Given task: Transcribe the material below exactly as it appears.

Data extract:

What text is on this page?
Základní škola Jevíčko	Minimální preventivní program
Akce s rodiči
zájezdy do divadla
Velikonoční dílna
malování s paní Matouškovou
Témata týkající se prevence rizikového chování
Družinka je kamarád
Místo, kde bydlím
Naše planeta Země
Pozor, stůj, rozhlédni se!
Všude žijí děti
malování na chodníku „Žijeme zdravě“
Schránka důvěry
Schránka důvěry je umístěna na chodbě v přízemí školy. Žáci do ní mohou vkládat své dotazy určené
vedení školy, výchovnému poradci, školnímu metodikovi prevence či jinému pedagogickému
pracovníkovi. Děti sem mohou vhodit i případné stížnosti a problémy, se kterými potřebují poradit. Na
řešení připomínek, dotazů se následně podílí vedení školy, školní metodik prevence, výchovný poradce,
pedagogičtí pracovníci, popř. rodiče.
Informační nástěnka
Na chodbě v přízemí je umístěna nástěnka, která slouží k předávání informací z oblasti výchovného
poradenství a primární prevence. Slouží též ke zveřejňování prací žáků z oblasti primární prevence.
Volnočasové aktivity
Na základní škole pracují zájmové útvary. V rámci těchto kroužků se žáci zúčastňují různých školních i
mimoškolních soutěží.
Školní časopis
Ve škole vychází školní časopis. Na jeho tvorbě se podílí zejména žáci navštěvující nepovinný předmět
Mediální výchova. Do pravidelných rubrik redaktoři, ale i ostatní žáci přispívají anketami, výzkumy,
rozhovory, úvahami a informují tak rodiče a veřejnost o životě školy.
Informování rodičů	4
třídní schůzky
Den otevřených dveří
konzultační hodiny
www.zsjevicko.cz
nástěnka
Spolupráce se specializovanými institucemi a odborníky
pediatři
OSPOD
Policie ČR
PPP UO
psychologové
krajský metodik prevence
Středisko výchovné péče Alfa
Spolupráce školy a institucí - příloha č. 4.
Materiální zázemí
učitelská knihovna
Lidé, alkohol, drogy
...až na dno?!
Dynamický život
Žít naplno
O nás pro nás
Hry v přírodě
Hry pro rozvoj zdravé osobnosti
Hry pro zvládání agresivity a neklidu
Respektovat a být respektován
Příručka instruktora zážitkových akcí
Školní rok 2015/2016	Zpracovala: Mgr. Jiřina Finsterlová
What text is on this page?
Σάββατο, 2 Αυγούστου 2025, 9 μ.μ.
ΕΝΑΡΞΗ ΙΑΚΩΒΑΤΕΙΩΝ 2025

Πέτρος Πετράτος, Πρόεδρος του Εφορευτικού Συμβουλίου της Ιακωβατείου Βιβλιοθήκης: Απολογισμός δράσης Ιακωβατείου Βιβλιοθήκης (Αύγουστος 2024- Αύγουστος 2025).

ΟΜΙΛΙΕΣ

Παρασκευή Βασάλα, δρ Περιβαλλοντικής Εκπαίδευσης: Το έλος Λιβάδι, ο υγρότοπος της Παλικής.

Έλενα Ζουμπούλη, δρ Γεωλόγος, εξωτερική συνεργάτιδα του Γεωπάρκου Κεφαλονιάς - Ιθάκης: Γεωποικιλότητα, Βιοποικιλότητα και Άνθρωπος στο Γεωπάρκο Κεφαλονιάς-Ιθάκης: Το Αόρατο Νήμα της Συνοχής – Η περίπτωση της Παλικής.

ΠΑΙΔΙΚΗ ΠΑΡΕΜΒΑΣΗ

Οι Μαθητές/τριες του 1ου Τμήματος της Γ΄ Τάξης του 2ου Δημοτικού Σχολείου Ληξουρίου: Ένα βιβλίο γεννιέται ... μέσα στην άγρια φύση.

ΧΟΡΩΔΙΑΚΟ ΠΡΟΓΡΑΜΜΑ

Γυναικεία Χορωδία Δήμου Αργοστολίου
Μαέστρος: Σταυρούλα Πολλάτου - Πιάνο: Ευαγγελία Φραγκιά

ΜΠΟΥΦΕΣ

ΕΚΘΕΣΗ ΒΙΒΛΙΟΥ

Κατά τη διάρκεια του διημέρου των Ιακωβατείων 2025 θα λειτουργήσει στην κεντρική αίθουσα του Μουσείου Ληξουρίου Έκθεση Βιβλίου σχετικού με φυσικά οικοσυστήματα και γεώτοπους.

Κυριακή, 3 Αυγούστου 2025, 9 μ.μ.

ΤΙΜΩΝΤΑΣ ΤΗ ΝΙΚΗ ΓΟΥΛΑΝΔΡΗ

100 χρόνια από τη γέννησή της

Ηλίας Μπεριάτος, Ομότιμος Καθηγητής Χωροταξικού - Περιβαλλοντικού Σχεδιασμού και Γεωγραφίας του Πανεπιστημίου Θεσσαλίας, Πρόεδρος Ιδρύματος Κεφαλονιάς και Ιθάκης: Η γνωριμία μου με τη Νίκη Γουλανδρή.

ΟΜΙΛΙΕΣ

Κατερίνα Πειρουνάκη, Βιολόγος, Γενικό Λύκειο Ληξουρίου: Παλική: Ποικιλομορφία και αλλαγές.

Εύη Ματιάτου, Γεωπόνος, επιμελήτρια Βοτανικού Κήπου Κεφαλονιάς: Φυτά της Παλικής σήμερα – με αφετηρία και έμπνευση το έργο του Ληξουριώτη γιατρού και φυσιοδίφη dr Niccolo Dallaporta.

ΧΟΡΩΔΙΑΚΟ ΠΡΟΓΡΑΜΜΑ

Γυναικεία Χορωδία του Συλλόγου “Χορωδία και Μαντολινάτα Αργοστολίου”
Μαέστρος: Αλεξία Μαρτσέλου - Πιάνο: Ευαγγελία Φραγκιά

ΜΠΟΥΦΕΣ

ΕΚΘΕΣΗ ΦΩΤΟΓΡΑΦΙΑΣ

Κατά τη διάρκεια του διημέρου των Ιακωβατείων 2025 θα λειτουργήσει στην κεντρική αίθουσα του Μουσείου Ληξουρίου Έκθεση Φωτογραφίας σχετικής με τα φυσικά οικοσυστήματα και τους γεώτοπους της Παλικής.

The solution:
What text is on this page?
Základní škola Jevíčko	Minimální preventivní program
Akce s rodiči
zájezdy do divadla
Velikonoční dílna
malování s paní Matouškovou
Témata týkající se prevence rizikového chování
Družinka je kamarád
Místo, kde bydlím
Naše planeta Země
Pozor, stůj, rozhlédni se!
Všude žijí děti
malování na chodníku „Žijeme zdravě“
Schránka důvěry
Schránka důvěry je umístěna na chodbě v přízemí školy. Žáci do ní mohou vkládat své dotazy určené
vedení školy, výchovnému poradci, školnímu metodikovi prevence či jinému pedagogickému
pracovníkovi. Děti sem mohou vhodit i případné stížnosti a problémy, se kterými potřebují poradit. Na
řešení připomínek, dotazů se následně podílí vedení školy, školní metodik prevence, výchovný poradce,
pedagogičtí pracovníci, popř. rodiče.
Informační nástěnka
Na chodbě v přízemí je umístěna nástěnka, která slouží k předávání informací z oblasti výchovného
poradenství a primární prevence. Slouží též ke zveřejňování prací žáků z oblasti primární prevence.
Volnočasové aktivity
Na základní škole pracují zájmové útvary. V rámci těchto kroužků se žáci zúčastňují různých školních i
mimoškolních soutěží.
Školní časopis
Ve škole vychází školní časopis. Na jeho tvorbě se podílí zejména žáci navštěvující nepovinný předmět
Mediální výchova. Do pravidelných rubrik redaktoři, ale i ostatní žáci přispívají anketami, výzkumy,
rozhovory, úvahami a informují tak rodiče a veřejnost o životě školy.
Informování rodičů	4
třídní schůzky
Den otevřených dveří
konzultační hodiny
www.zsjevicko.cz
nástěnka
Spolupráce se specializovanými institucemi a odborníky
pediatři
OSPOD
Policie ČR
PPP UO
psychologové
krajský metodik prevence
Středisko výchovné péče Alfa
Spolupráce školy a institucí - příloha č. 4.
Materiální zázemí
učitelská knihovna
Lidé, alkohol, drogy
...až na dno?!
Dynamický život
Žít naplno
O nás pro nás
Hry v přírodě
Hry pro rozvoj zdravé osobnosti
Hry pro zvládání agresivity a neklidu
Respektovat a být respektován
Příručka instruktora zážitkových akcí
Školní rok 2015/2016	Zpracovala: Mgr. Jiřina Finsterlová
What text is on this page?
Σάββατο, 2 Αυγούστου 2025, 9 μ.μ.
ΕΝΑΡΞΗ ΙΑΚΩΒΑΤΕΙΩΝ 2025

Πέτρος Πετράτος, Πρόεδρος του Εφορευτικού Συμβουλίου της Ιακωβατείου Βιβλιοθήκης: Απολογισμός δράσης Ιακωβατείου Βιβλιοθήκης (Αύγουστος 2024- Αύγουστος 2025).

ΟΜΙΛΙΕΣ

Παρασκευή Βασάλα, δρ Περιβαλλοντικής Εκπαίδευσης: Το έλος Λιβάδι, ο υγρότοπος της Παλικής.

Έλενα Ζουμπούλη, δρ Γεωλόγος, εξωτερική συνεργάτιδα του Γεωπάρκου Κεφαλονιάς - Ιθάκης: Γεωποικιλότητα, Βιοποικιλότητα και Άνθρωπος στο Γεωπάρκο Κεφαλονιάς-Ιθάκης: Το Αόρατο Νήμα της Συνοχής – Η περίπτωση της Παλικής.

ΠΑΙΔΙΚΗ ΠΑΡΕΜΒΑΣΗ

Οι Μαθητές/τριες του 1ου Τμήματος της Γ΄ Τάξης του 2ου Δημοτικού Σχολείου Ληξουρίου: Ένα βιβλίο γεννιέται ... μέσα στην άγρια φύση.

ΧΟΡΩΔΙΑΚΟ ΠΡΟΓΡΑΜΜΑ

Γυναικεία Χορωδία Δήμου Αργοστολίου
Μαέστρος: Σταυρούλα Πολλάτου - Πιάνο: Ευαγγελία Φραγκιά

ΜΠΟΥΦΕΣ

ΕΚΘΕΣΗ ΒΙΒΛΙΟΥ

Κατά τη διάρκεια του διημέρου των Ιακωβατείων 2025 θα λειτουργήσει στην κεντρική αίθουσα του Μουσείου Ληξουρίου Έκθεση Βιβλίου σχετικού με φυσικά οικοσυστήματα και γεώτοπους.

Κυριακή, 3 Αυγούστου 2025, 9 μ.μ.

ΤΙΜΩΝΤΑΣ ΤΗ ΝΙΚΗ ΓΟΥΛΑΝΔΡΗ

100 χρόνια από τη γέννησή της

Ηλίας Μπεριάτος, Ομότιμος Καθηγητής Χωροταξικού - Περιβαλλοντικού Σχεδιασμού και Γεωγραφίας του Πανεπιστημίου Θεσσαλίας, Πρόεδρος Ιδρύματος Κεφαλονιάς και Ιθάκης: Η γνωριμία μου με τη Νίκη Γουλανδρή.

ΟΜΙΛΙΕΣ

Κατερίνα Πειρουνάκη, Βιολόγος, Γενικό Λύκειο Ληξουρίου: Παλική: Ποικιλομορφία και αλλαγές.

Εύη Ματιάτου, Γεωπόνος, επιμελήτρια Βοτανικού Κήπου Κεφαλονιάς: Φυτά της Παλικής σήμερα – με αφετηρία και έμπνευση το έργο του Ληξουριώτη γιατρού και φυσιοδίφη dr Niccolo Dallaporta.

ΧΟΡΩΔΙΑΚΟ ΠΡΟΓΡΑΜΜΑ

Γυναικεία Χορωδία του Συλλόγου “Χορωδία και Μαντολινάτα Αργοστολίου”
Μαέστρος: Αλεξία Μαρτσέλου - Πιάνο: Ευαγγελία Φραγκιά

ΜΠΟΥΦΕΣ

ΕΚΘΕΣΗ ΦΩΤΟΓΡΑΦΙΑΣ

Κατά τη διάρκεια του διημέρου των Ιακωβατείων 2025 θα λειτουργήσει στην κεντρική αίθουσα του Μουσείου Ληξουρίου Έκθεση Φωτογραφίας σχετικής με τα φυσικά οικοσυστήματα και τους γεώτοπους της Παλικής.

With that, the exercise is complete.